**REQUIREMENT**. Search the listing below for the string "title" and copy every line where it occurs.

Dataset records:
------------------------------------------------------------------------

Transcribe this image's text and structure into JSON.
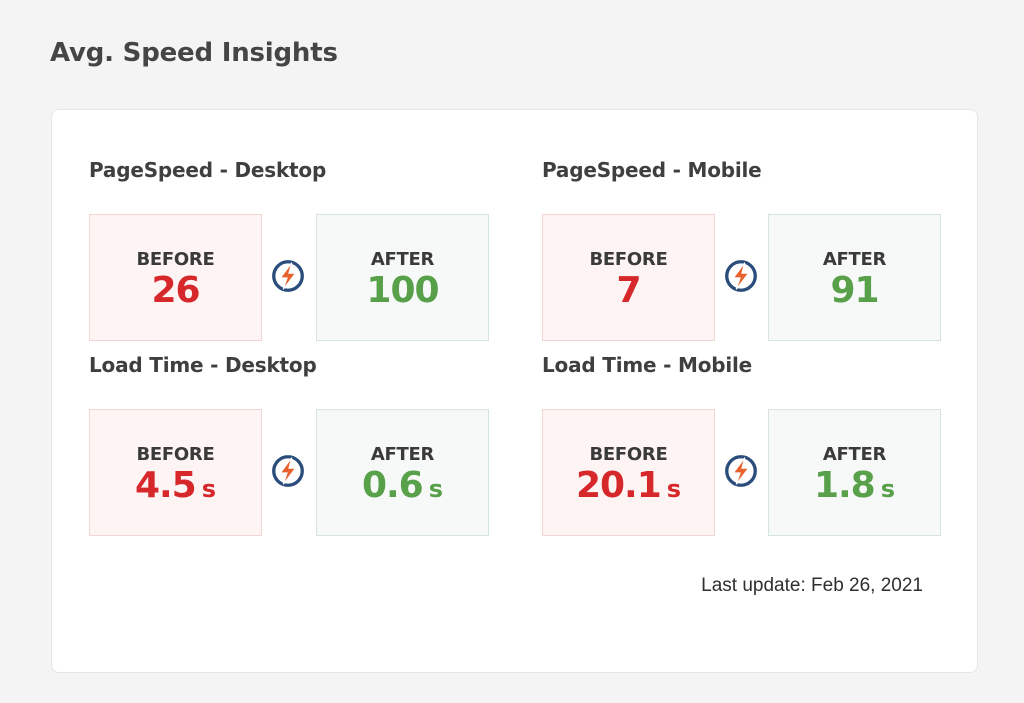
{
  "page": {
    "title": "Avg. Speed Insights"
  },
  "sections": {
    "pagespeed_desktop": {
      "title": "PageSpeed - Desktop",
      "before_label": "BEFORE",
      "before_value": "26",
      "before_unit": "",
      "after_label": "AFTER",
      "after_value": "100",
      "after_unit": ""
    },
    "pagespeed_mobile": {
      "title": "PageSpeed - Mobile",
      "before_label": "BEFORE",
      "before_value": "7",
      "before_unit": "",
      "after_label": "AFTER",
      "after_value": "91",
      "after_unit": ""
    },
    "loadtime_desktop": {
      "title": "Load Time - Desktop",
      "before_label": "BEFORE",
      "before_value": "4.5",
      "before_unit": "s",
      "after_label": "AFTER",
      "after_value": "0.6",
      "after_unit": "s"
    },
    "loadtime_mobile": {
      "title": "Load Time - Mobile",
      "before_label": "BEFORE",
      "before_value": "20.1",
      "before_unit": "s",
      "after_label": "AFTER",
      "after_value": "1.8",
      "after_unit": "s"
    }
  },
  "footer": {
    "last_update": "Last update: Feb 26, 2021"
  },
  "colors": {
    "before_value": "#d6282b",
    "after_value": "#58a04a",
    "bolt_ring": "#2b4d7c",
    "bolt_fill": "#e8612c"
  },
  "icons": {
    "speed": "lightning-bolt-icon"
  }
}
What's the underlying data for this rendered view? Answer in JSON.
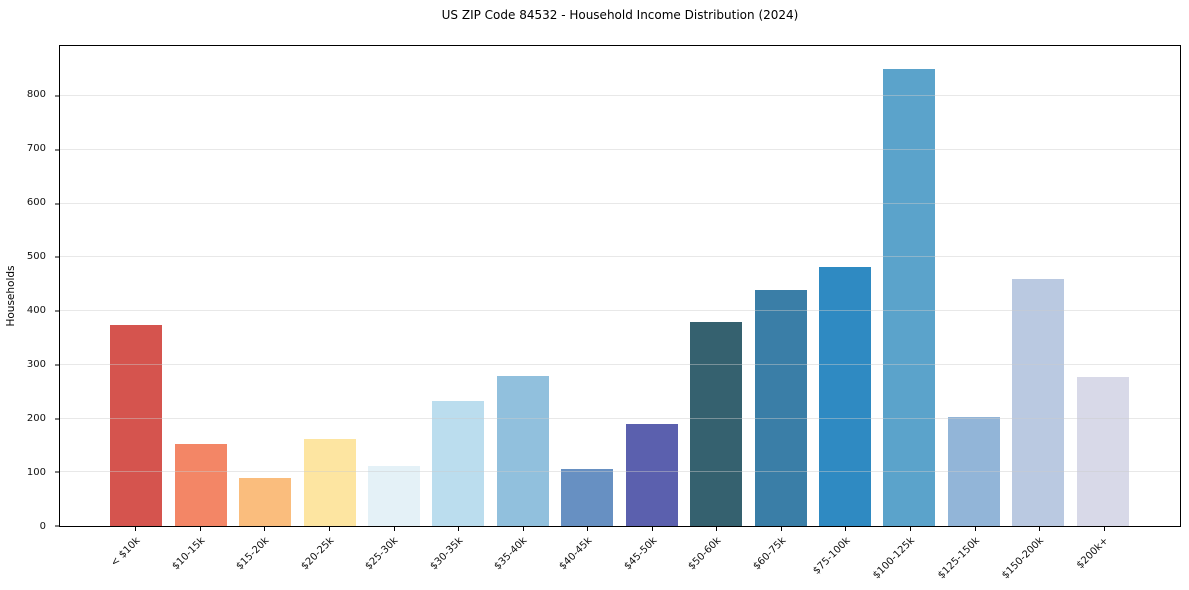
{
  "page": {
    "title": "US ZIP Code 84532 - Household Income Distribution (2024)"
  },
  "chart_data": {
    "type": "bar",
    "title": "US ZIP Code 84532 - Household Income Distribution (2024)",
    "xlabel": "",
    "ylabel": "Households",
    "categories": [
      "< $10k",
      "$10-15k",
      "$15-20k",
      "$20-25k",
      "$25-30k",
      "$30-35k",
      "$35-40k",
      "$40-45k",
      "$45-50k",
      "$50-60k",
      "$60-75k",
      "$75-100k",
      "$100-125k",
      "$125-150k",
      "$150-200k",
      "$200k+"
    ],
    "values": [
      374,
      153,
      90,
      162,
      112,
      232,
      280,
      106,
      190,
      379,
      440,
      482,
      851,
      203,
      460,
      277
    ],
    "bar_colors": [
      "#d5544e",
      "#f38666",
      "#fabd7d",
      "#fde5a1",
      "#e4f1f7",
      "#bbddee",
      "#91c0dd",
      "#6790c2",
      "#5b60ae",
      "#35616f",
      "#3a7ea7",
      "#2f8ac2",
      "#5ba3cb",
      "#92b5d8",
      "#bac9e1",
      "#d8d9e8"
    ],
    "yticks": [
      0,
      100,
      200,
      300,
      400,
      500,
      600,
      700,
      800
    ],
    "ylim": [
      0,
      893
    ],
    "grid": "horizontal",
    "grid_color": "rgba(205,205,205,0.45)",
    "legend": "none",
    "background": "#ffffff",
    "axis_color": "#000000",
    "x_tick_rotation_deg": 45
  }
}
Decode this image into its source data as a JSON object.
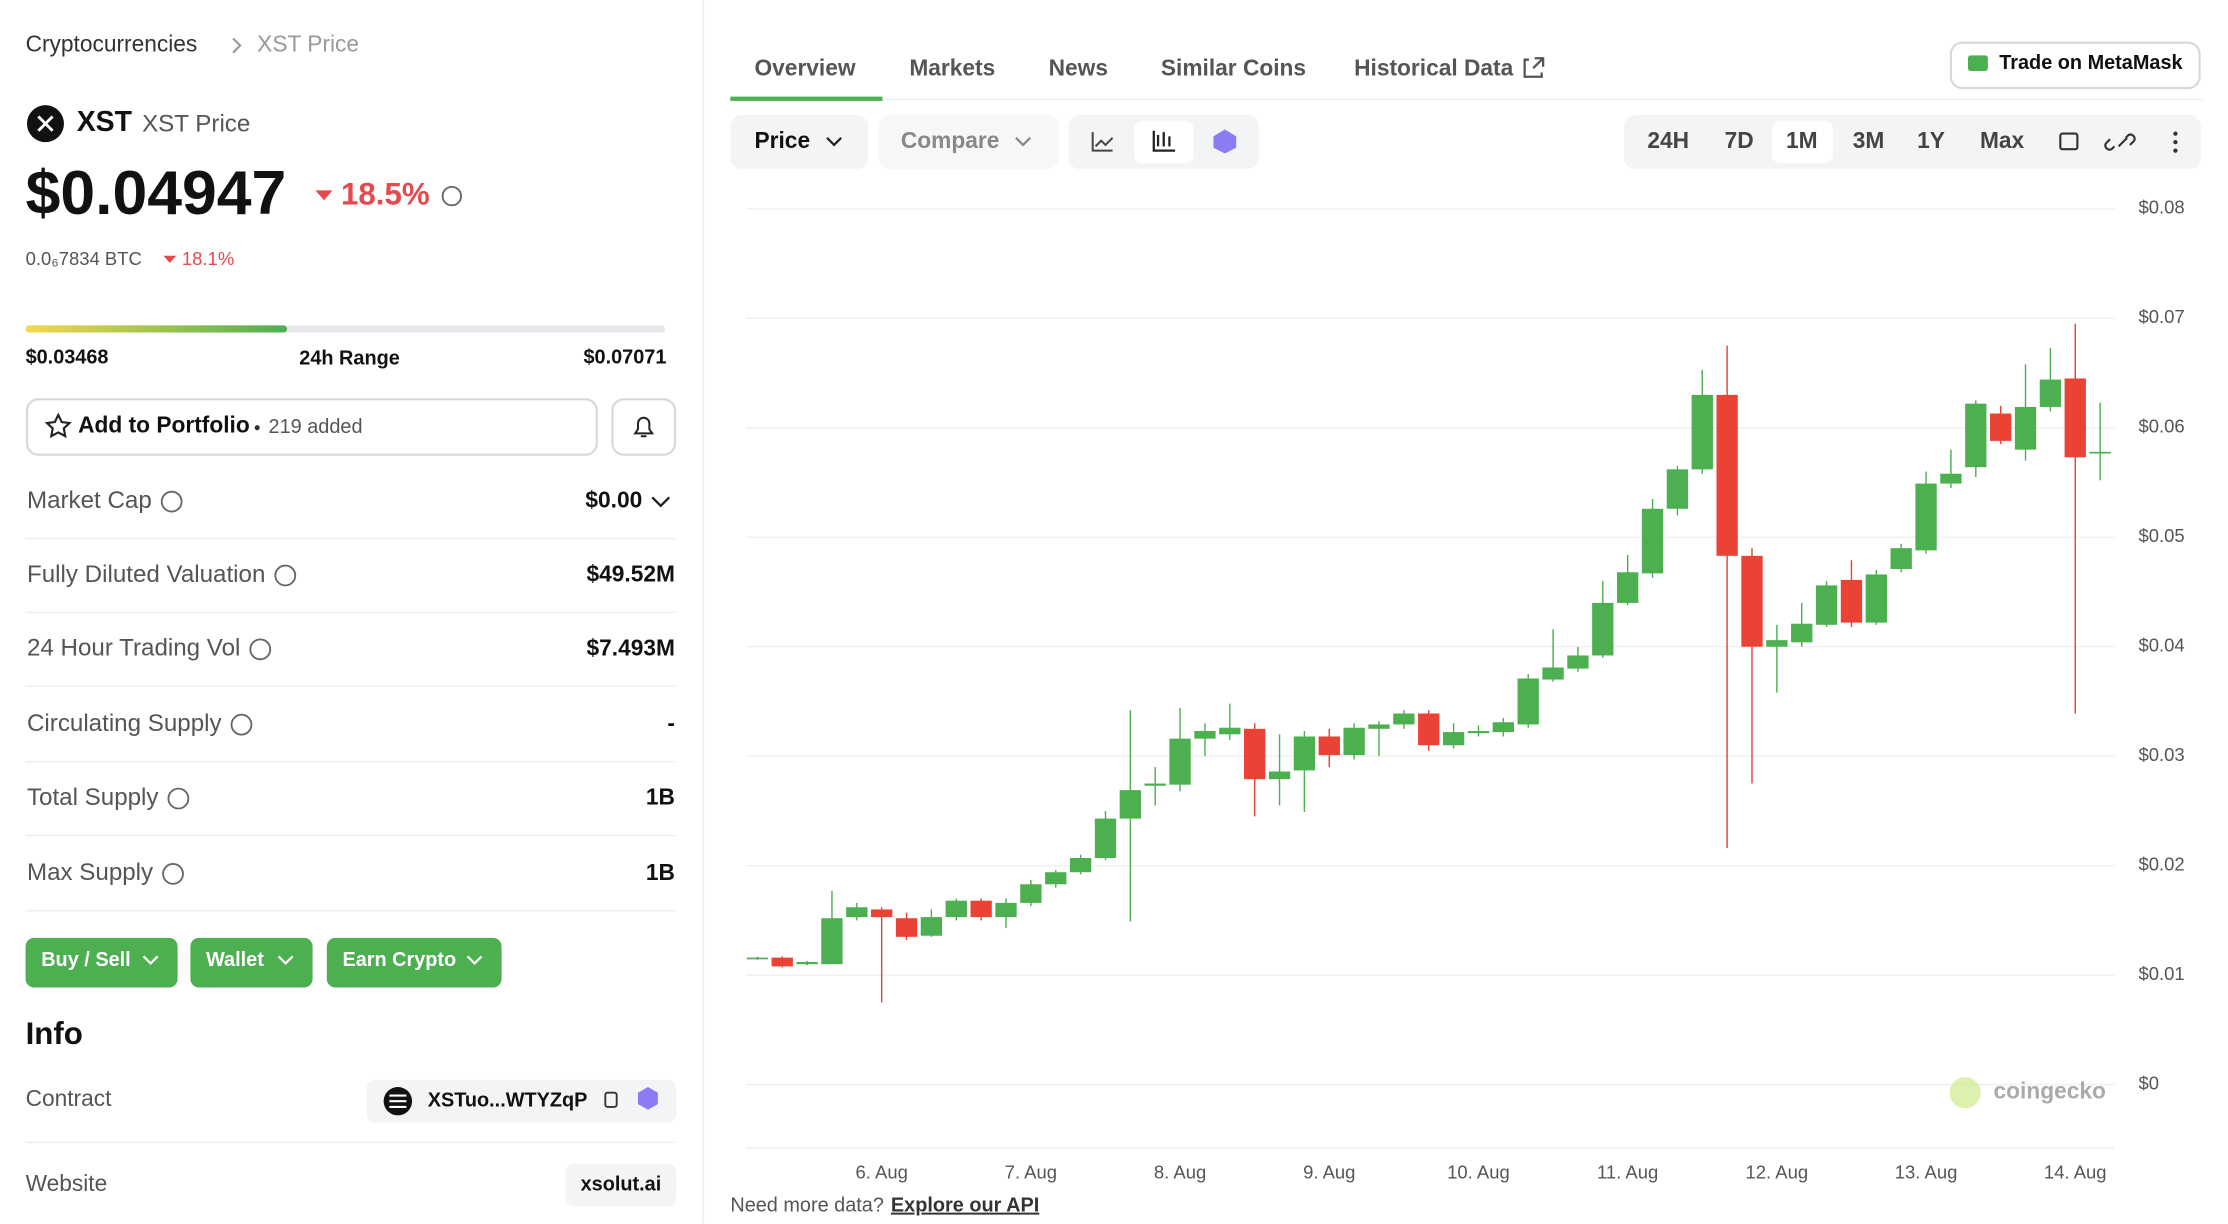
{
  "breadcrumb": [
    "Cryptocurrencies",
    "XST Price"
  ],
  "coin": {
    "symbol": "XST",
    "name": "XST Price",
    "price": "$0.04947",
    "change": "18.5%",
    "btc_price": "0.0₆7834 BTC",
    "btc_change": "18.1%"
  },
  "range": {
    "low": "$0.03468",
    "label": "24h Range",
    "high": "$0.07071"
  },
  "portfolio": {
    "button": "Add to Portfolio",
    "added": "219 added"
  },
  "stats": [
    {
      "label": "Market Cap",
      "value": "$0.00"
    },
    {
      "label": "Fully Diluted Valuation",
      "value": "$49.52M"
    },
    {
      "label": "24 Hour Trading Vol",
      "value": "$7.493M"
    },
    {
      "label": "Circulating Supply",
      "value": "-"
    },
    {
      "label": "Total Supply",
      "value": "1B"
    },
    {
      "label": "Max Supply",
      "value": "1B"
    }
  ],
  "actions": [
    "Buy / Sell",
    "Wallet",
    "Earn Crypto"
  ],
  "info": {
    "title": "Info",
    "rows": [
      {
        "label": "Contract",
        "value": "XSTuo...WTYZqP"
      },
      {
        "label": "Website",
        "value": "xsolut.ai"
      }
    ]
  },
  "tabs": [
    "Overview",
    "Markets",
    "News",
    "Similar Coins",
    "Historical Data"
  ],
  "trade_button": "Trade on MetaMask",
  "controls": {
    "price": "Price",
    "compare": "Compare",
    "ranges": [
      "24H",
      "7D",
      "1M",
      "3M",
      "1Y",
      "Max"
    ]
  },
  "chart_data": {
    "type": "candlestick",
    "watermark": "coingecko",
    "up_color": "#4caf50",
    "down_color": "#ea4335",
    "categories": [
      null,
      null,
      null,
      null,
      null,
      "6. Aug",
      null,
      null,
      null,
      null,
      null,
      "7. Aug",
      null,
      null,
      null,
      null,
      null,
      "8. Aug",
      null,
      null,
      null,
      null,
      null,
      "9. Aug",
      null,
      null,
      null,
      null,
      null,
      "10. Aug",
      null,
      null,
      null,
      null,
      null,
      "11. Aug",
      null,
      null,
      null,
      null,
      null,
      "12. Aug",
      null,
      null,
      null,
      null,
      null,
      "13. Aug",
      null,
      null,
      null,
      null,
      null,
      "14. Aug",
      null
    ],
    "open": [
      0.0116,
      0.0116,
      0.011,
      0.011,
      0.0153,
      0.016,
      0.0152,
      0.0136,
      0.0153,
      0.0168,
      0.0153,
      0.0166,
      0.0183,
      0.0194,
      0.0207,
      0.0243,
      0.0273,
      0.0274,
      0.0316,
      0.032,
      0.0325,
      0.0279,
      0.0287,
      0.0318,
      0.0301,
      0.0325,
      0.0329,
      0.0339,
      0.031,
      0.0321,
      0.0322,
      0.0329,
      0.037,
      0.038,
      0.0392,
      0.044,
      0.0467,
      0.0526,
      0.0562,
      0.063,
      0.0483,
      0.04,
      0.0404,
      0.042,
      0.0461,
      0.0422,
      0.0471,
      0.0488,
      0.0549,
      0.0564,
      0.0613,
      0.058,
      0.0619,
      0.0645,
      0.0578
    ],
    "high": [
      0.0117,
      0.0117,
      0.0113,
      0.0177,
      0.0166,
      0.0162,
      0.0157,
      0.016,
      0.017,
      0.017,
      0.017,
      0.0187,
      0.0196,
      0.021,
      0.025,
      0.0342,
      0.029,
      0.0344,
      0.033,
      0.0348,
      0.033,
      0.032,
      0.0323,
      0.0325,
      0.033,
      0.0332,
      0.0342,
      0.0342,
      0.033,
      0.0328,
      0.0335,
      0.0375,
      0.0416,
      0.04,
      0.046,
      0.0484,
      0.0535,
      0.0565,
      0.0653,
      0.0675,
      0.049,
      0.042,
      0.044,
      0.046,
      0.0479,
      0.047,
      0.0494,
      0.056,
      0.058,
      0.0625,
      0.062,
      0.0658,
      0.0673,
      0.0695,
      0.0623
    ],
    "low": [
      0.0114,
      0.0107,
      0.0109,
      0.011,
      0.015,
      0.0075,
      0.0132,
      0.0135,
      0.015,
      0.015,
      0.0143,
      0.0163,
      0.018,
      0.0192,
      0.0205,
      0.0149,
      0.0255,
      0.0268,
      0.03,
      0.0315,
      0.0245,
      0.0255,
      0.0249,
      0.029,
      0.0297,
      0.03,
      0.0325,
      0.0305,
      0.0307,
      0.0318,
      0.0318,
      0.0326,
      0.0368,
      0.0377,
      0.039,
      0.0438,
      0.0463,
      0.052,
      0.0558,
      0.0216,
      0.0275,
      0.0358,
      0.04,
      0.0418,
      0.0418,
      0.042,
      0.0468,
      0.0485,
      0.0545,
      0.0555,
      0.0585,
      0.057,
      0.0615,
      0.0339,
      0.0552
    ],
    "close": [
      0.0116,
      0.0108,
      0.0112,
      0.0152,
      0.0162,
      0.0153,
      0.0135,
      0.0153,
      0.0168,
      0.0153,
      0.0166,
      0.0183,
      0.0194,
      0.0207,
      0.0243,
      0.0269,
      0.0275,
      0.0316,
      0.0323,
      0.0326,
      0.0279,
      0.0286,
      0.0318,
      0.0301,
      0.0326,
      0.0329,
      0.0339,
      0.031,
      0.0322,
      0.0323,
      0.0331,
      0.0371,
      0.0381,
      0.0392,
      0.044,
      0.0468,
      0.0526,
      0.0562,
      0.063,
      0.0483,
      0.04,
      0.0406,
      0.0421,
      0.0456,
      0.0422,
      0.0466,
      0.049,
      0.0549,
      0.0558,
      0.0622,
      0.0588,
      0.0619,
      0.0644,
      0.0573,
      0.0578
    ],
    "ylim": [
      -0.0058,
      0.0809
    ],
    "yticks": [
      {
        "value": 0,
        "label": "$0"
      },
      {
        "value": 0.01,
        "label": "$0.01"
      },
      {
        "value": 0.02,
        "label": "$0.02"
      },
      {
        "value": 0.03,
        "label": "$0.03"
      },
      {
        "value": 0.04,
        "label": "$0.04"
      },
      {
        "value": 0.05,
        "label": "$0.05"
      },
      {
        "value": 0.06,
        "label": "$0.06"
      },
      {
        "value": 0.07,
        "label": "$0.07"
      },
      {
        "value": 0.08,
        "label": "$0.08"
      }
    ],
    "grid": true
  },
  "footer": {
    "text": "Need more data?",
    "link": "Explore our API"
  }
}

------------------------------------------------------------------------

**WRITTEN RESPONSE**.
    "title": "Avg. Speed Insights"
      "title": "PageSpeed - Desktop",
      "title": "PageSpeed - Mobile",
      "title": "Load Time - Desktop",
      "title": "Load Time - Mobile",
    "title": "US ZIP Code 84532 - Household Income Distribution (2024)"
    "title": "US ZIP Code 84532 - Household Income Distribution (2024)",
    "title": "Info",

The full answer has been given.